# DIRECTIVE:
Extract every record, keeping each one exactly as it is.

═════ DATA LISTING ═════

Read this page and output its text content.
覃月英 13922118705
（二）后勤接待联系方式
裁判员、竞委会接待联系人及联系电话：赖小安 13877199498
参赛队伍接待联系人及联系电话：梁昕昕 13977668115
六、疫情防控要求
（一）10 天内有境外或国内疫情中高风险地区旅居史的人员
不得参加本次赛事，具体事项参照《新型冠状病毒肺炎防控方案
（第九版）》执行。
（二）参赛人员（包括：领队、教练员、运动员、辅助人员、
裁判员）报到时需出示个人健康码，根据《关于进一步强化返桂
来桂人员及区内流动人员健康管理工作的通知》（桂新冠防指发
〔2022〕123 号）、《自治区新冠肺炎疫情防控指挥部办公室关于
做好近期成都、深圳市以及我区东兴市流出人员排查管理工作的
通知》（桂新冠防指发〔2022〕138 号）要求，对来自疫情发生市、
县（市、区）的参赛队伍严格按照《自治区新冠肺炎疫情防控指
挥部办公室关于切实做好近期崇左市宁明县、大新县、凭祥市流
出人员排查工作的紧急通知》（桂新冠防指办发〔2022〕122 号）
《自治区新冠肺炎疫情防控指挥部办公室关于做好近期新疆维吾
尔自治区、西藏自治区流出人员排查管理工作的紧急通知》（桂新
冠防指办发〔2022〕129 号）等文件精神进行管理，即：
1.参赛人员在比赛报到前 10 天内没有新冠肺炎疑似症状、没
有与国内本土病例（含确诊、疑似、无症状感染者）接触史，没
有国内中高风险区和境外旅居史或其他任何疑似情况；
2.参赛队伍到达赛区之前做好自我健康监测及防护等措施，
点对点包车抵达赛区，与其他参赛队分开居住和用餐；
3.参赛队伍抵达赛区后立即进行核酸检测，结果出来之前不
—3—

═════

# PROBLEM SOLUTION:
Read this page and output its text content.
覃月英 13922118705
（二）后勤接待联系方式
裁判员、竞委会接待联系人及联系电话：赖小安 13877199498
参赛队伍接待联系人及联系电话：梁昕昕 13977668115
六、疫情防控要求
（一）10 天内有境外或国内疫情中高风险地区旅居史的人员
不得参加本次赛事，具体事项参照《新型冠状病毒肺炎防控方案
（第九版）》执行。
（二）参赛人员（包括：领队、教练员、运动员、辅助人员、
裁判员）报到时需出示个人健康码，根据《关于进一步强化返桂
来桂人员及区内流动人员健康管理工作的通知》（桂新冠防指发
〔2022〕123 号）、《自治区新冠肺炎疫情防控指挥部办公室关于
做好近期成都、深圳市以及我区东兴市流出人员排查管理工作的
通知》（桂新冠防指发〔2022〕138 号）要求，对来自疫情发生市、
县（市、区）的参赛队伍严格按照《自治区新冠肺炎疫情防控指
挥部办公室关于切实做好近期崇左市宁明县、大新县、凭祥市流
出人员排查工作的紧急通知》（桂新冠防指办发〔2022〕122 号）
《自治区新冠肺炎疫情防控指挥部办公室关于做好近期新疆维吾
尔自治区、西藏自治区流出人员排查管理工作的紧急通知》（桂新
冠防指办发〔2022〕129 号）等文件精神进行管理，即：
1.参赛人员在比赛报到前 10 天内没有新冠肺炎疑似症状、没
有与国内本土病例（含确诊、疑似、无症状感染者）接触史，没
有国内中高风险区和境外旅居史或其他任何疑似情况；
2.参赛队伍到达赛区之前做好自我健康监测及防护等措施，
点对点包车抵达赛区，与其他参赛队分开居住和用餐；
3.参赛队伍抵达赛区后立即进行核酸检测，结果出来之前不
—3—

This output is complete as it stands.